PROBLEM DESCRIPTION =
Only the lines that include "average" should be copied from the data below.

--

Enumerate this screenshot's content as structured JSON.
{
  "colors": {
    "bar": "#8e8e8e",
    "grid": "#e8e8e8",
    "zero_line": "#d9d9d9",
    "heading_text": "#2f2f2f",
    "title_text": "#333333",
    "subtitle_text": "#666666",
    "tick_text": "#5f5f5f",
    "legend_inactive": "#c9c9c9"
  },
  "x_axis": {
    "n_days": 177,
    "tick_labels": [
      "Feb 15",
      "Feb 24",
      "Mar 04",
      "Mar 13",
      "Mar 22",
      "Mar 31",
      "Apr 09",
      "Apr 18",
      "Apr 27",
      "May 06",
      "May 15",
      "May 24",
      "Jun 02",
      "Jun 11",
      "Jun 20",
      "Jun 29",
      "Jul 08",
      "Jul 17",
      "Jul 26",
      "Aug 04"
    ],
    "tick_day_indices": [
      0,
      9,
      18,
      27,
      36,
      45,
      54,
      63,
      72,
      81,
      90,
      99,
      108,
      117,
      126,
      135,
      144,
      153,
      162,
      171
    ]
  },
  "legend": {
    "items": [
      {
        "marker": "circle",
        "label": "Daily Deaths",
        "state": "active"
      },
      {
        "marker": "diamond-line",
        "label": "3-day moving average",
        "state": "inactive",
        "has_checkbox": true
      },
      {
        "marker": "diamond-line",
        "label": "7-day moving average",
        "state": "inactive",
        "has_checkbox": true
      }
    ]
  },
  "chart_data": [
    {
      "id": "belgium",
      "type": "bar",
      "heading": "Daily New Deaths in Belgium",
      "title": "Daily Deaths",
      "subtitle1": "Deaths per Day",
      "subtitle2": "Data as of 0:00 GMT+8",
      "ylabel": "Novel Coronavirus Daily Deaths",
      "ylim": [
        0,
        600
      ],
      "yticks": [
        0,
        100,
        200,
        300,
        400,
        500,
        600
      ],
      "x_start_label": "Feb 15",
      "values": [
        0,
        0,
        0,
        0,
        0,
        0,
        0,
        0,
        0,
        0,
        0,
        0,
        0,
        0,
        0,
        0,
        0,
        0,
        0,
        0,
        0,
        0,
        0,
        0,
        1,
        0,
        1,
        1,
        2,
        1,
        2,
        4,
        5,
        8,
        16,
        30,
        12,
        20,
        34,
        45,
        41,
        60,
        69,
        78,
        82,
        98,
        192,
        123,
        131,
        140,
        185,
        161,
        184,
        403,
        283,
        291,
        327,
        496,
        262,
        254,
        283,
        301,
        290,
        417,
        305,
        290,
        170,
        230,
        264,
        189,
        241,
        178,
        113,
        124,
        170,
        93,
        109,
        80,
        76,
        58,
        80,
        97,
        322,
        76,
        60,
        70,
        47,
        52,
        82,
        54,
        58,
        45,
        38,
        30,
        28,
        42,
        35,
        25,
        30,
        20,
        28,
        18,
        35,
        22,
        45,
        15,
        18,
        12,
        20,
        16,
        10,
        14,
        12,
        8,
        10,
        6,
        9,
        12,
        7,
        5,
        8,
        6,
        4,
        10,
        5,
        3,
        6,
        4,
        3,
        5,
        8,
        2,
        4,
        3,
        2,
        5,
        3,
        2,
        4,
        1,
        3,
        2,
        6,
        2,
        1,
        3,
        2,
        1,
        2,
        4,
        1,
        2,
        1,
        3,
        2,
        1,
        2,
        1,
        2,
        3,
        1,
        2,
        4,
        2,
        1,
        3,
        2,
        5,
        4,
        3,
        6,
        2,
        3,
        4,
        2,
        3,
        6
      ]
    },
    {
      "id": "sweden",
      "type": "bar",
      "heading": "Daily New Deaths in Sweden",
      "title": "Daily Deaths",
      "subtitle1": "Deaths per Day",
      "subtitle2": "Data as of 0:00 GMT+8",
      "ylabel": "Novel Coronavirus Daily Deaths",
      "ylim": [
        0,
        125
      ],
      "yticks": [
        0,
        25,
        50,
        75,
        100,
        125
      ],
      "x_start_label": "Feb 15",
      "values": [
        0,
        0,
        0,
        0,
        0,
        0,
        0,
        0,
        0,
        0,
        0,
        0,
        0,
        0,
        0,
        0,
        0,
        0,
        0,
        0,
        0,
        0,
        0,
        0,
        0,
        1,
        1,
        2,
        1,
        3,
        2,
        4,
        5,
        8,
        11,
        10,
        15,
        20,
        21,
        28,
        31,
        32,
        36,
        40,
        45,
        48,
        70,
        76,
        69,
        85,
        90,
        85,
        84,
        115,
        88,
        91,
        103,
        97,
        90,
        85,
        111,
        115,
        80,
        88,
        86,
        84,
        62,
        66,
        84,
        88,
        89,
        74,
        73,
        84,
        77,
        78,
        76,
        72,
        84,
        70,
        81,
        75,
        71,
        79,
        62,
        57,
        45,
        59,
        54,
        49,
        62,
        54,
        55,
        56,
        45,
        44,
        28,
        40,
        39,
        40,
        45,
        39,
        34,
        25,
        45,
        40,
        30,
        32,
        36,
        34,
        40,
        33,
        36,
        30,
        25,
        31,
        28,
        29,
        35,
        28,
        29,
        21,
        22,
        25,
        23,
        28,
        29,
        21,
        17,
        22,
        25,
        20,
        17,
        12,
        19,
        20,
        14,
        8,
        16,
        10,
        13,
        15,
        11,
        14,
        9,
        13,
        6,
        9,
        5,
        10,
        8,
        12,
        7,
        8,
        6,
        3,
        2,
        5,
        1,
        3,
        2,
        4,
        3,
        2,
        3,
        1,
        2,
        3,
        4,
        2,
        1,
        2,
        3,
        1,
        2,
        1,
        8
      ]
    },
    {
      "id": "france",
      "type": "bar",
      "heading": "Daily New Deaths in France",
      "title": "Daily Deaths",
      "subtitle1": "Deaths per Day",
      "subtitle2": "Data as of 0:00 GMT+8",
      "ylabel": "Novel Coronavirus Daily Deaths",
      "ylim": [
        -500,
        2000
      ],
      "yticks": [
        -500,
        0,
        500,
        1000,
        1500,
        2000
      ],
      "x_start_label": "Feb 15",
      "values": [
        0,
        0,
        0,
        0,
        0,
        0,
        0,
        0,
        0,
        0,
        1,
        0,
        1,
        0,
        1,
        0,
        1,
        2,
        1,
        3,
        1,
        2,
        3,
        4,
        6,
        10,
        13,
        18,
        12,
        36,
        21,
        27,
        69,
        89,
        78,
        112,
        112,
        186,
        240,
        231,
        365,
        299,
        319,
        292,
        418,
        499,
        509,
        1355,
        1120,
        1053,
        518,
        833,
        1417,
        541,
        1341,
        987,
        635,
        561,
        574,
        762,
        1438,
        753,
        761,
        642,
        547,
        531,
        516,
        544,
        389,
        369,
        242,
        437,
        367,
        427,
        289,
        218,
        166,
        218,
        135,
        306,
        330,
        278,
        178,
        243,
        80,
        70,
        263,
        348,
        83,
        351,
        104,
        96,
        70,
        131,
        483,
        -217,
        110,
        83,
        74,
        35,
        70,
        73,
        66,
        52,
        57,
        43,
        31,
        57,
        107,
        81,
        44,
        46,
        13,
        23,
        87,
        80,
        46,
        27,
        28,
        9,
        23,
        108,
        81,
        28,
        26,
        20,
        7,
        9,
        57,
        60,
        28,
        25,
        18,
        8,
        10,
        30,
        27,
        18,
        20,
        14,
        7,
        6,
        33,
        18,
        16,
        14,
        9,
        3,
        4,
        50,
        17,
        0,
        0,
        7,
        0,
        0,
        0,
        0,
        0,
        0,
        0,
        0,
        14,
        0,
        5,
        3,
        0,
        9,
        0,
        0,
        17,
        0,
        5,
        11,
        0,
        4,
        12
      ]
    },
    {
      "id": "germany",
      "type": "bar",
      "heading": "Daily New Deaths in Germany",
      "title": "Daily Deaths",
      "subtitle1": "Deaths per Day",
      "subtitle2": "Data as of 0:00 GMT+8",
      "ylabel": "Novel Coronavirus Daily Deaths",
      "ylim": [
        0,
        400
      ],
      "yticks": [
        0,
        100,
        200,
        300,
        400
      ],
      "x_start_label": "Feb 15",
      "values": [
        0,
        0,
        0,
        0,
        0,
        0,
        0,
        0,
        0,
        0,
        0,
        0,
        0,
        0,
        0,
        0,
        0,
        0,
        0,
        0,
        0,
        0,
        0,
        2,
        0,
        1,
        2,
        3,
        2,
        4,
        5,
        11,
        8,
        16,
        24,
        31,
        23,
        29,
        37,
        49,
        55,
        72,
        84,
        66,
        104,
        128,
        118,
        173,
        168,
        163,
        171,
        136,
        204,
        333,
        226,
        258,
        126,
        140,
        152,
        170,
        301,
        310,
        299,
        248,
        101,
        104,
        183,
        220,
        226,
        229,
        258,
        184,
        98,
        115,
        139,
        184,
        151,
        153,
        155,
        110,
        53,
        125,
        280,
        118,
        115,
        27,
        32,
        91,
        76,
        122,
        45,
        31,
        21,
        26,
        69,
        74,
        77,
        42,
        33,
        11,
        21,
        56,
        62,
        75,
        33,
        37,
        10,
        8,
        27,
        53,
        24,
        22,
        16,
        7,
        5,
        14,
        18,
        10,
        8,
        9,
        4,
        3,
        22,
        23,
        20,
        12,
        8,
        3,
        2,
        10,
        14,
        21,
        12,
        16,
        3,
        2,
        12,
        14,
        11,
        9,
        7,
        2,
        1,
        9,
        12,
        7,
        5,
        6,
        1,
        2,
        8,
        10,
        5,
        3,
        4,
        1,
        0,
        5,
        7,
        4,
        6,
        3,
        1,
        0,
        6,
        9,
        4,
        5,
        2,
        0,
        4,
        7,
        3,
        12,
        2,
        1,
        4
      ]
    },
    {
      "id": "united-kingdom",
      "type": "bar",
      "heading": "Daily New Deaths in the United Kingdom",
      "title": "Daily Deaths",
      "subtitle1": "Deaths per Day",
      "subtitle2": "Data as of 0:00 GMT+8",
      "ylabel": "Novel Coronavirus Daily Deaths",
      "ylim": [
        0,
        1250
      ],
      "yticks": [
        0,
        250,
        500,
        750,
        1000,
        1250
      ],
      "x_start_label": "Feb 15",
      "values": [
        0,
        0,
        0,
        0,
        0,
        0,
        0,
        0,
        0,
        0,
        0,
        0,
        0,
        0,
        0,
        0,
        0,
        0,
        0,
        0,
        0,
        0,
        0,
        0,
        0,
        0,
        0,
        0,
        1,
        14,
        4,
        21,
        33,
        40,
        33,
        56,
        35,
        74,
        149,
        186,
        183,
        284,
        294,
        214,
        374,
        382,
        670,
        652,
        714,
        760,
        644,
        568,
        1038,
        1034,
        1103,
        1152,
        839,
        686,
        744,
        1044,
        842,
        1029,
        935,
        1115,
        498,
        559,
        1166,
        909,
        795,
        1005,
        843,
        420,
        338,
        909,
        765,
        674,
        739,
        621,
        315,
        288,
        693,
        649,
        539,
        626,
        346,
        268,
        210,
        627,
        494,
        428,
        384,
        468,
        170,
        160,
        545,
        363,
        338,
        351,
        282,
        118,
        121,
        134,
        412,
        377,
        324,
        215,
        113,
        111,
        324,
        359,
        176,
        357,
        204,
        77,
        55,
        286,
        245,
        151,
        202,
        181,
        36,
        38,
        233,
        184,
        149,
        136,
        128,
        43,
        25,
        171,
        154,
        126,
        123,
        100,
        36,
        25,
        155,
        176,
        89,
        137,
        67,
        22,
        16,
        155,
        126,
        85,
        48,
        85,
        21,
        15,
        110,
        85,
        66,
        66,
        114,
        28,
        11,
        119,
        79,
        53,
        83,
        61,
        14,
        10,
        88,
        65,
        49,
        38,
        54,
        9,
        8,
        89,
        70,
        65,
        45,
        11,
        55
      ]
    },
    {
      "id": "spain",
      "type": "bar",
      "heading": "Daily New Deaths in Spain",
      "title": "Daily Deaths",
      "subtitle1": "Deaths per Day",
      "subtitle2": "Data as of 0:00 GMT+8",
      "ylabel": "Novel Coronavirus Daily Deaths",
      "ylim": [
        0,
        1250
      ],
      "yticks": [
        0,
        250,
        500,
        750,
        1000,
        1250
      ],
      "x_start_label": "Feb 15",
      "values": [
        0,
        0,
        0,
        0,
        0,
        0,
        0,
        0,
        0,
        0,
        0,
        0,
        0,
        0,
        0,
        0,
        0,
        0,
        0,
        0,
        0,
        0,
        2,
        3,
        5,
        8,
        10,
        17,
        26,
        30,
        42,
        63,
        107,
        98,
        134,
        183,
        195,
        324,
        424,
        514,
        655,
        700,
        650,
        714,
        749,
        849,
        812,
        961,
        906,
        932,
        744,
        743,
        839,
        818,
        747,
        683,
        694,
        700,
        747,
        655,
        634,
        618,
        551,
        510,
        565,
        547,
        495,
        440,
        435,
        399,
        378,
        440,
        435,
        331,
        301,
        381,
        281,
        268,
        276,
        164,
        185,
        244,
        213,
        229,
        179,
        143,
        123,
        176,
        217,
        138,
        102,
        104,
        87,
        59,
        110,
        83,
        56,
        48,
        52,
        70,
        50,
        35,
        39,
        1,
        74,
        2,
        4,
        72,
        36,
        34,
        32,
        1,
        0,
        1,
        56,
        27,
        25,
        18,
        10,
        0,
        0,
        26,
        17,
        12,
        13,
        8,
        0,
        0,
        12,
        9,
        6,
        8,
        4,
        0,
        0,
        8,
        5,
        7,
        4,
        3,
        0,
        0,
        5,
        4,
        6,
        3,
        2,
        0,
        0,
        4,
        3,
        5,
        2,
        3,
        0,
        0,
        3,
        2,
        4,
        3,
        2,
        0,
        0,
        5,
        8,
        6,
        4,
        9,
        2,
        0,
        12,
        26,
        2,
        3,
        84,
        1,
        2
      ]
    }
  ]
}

--

FINISHED EXERCISE =
        "label": "3-day moving average",
        "label": "7-day moving average",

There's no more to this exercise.